--- start of SELECTION ---
Their behavior: in control

The “controlling” person has a strong personality. They are clearly convinced that they’re right and categorically assert this point of view; they try at all costs to impose their point of view.

The “controlling” person does everything to be a responsible, strong, special, and important person. The controlling person likes to direct other people. They’re very physical and call attention to themselves. Likewise, they like to plan everything and arrive early to ensure control over everything. Their reputation is paramount, and they want others to know what they’re capable of.

The “controlling” person doesn’t trust easily. In fact, they have trouble confiding and don’t show their vulnerabilities. In addition, they don’t keep their commitments or their promises or have to force themselves to keep them. They lie easily. Furthermore, they are gifted with the power of seduction and easily manipulate others to get their way.

They’re good actors.

The “controlling” person likes to make their performances noticed. They expect a lot from others and are therefore very demanding with them. The controlling person understands and acts quickly. They are intolerant and impatient, especially with those who are slower than them. As a matter of fact, they think of themselves as indispensable and like to think that others would not succeed without them.
--- end of SELECTION ---
### COMPLETE THE FOLLOWING:
1. Output the section on the controlling person from "Their behavior: in" up to and including "they’re capable of.", keeping every word unchanged.
2. In the section on the controlling person, why does the controlling person plan everything and arrive early?
The material placed after this comes from a different source than the section on the controlling person.
--- start of MATERIAL ---
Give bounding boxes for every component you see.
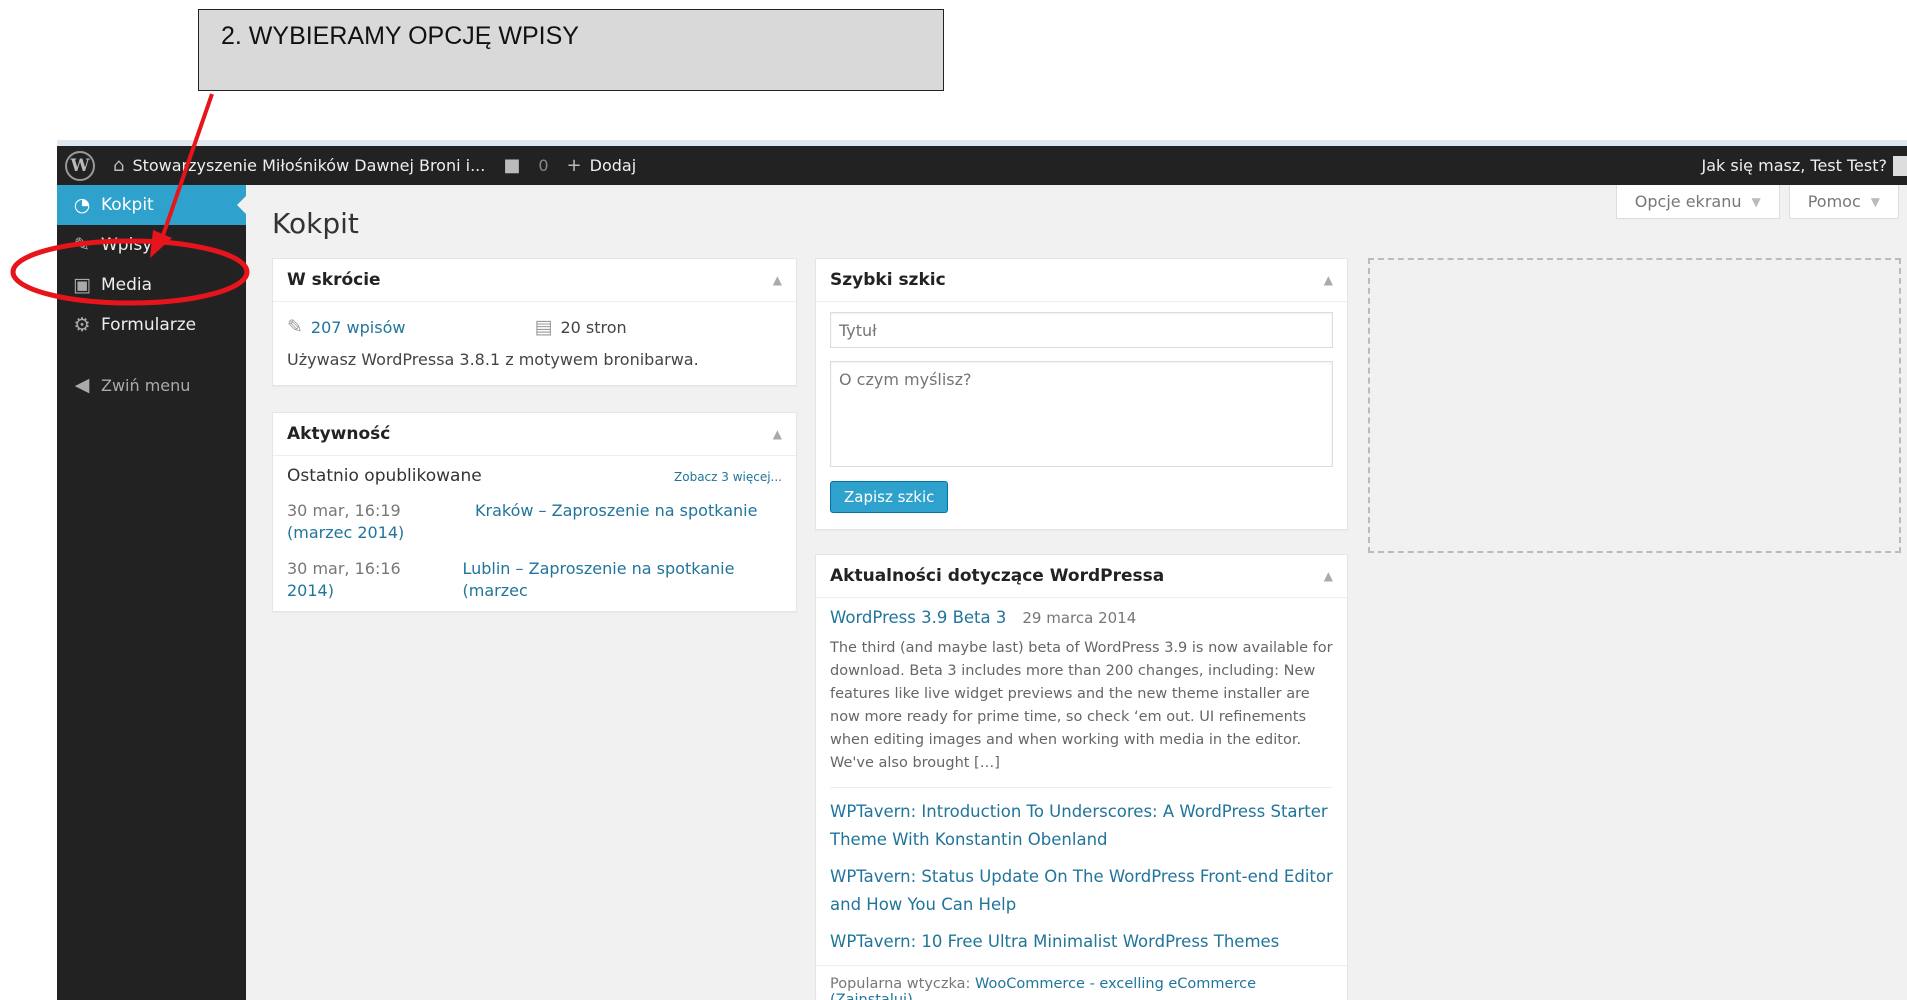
--- end of MATERIAL ---
### ANSWERS:
1.
Their behavior: in control

The “controlling” person has a strong personality. They are clearly convinced that they’re right and categorically assert this point of view; they try at all costs to impose their point of view.

The “controlling” person does everything to be a responsible, strong, special, and important person. The controlling person likes to direct other people. They’re very physical and call attention to themselves. Likewise, they like to plan everything and arrive early to ensure control over everything. Their reputation is paramount, and they want others to know what they’re capable of.

2. To ensure control over everything.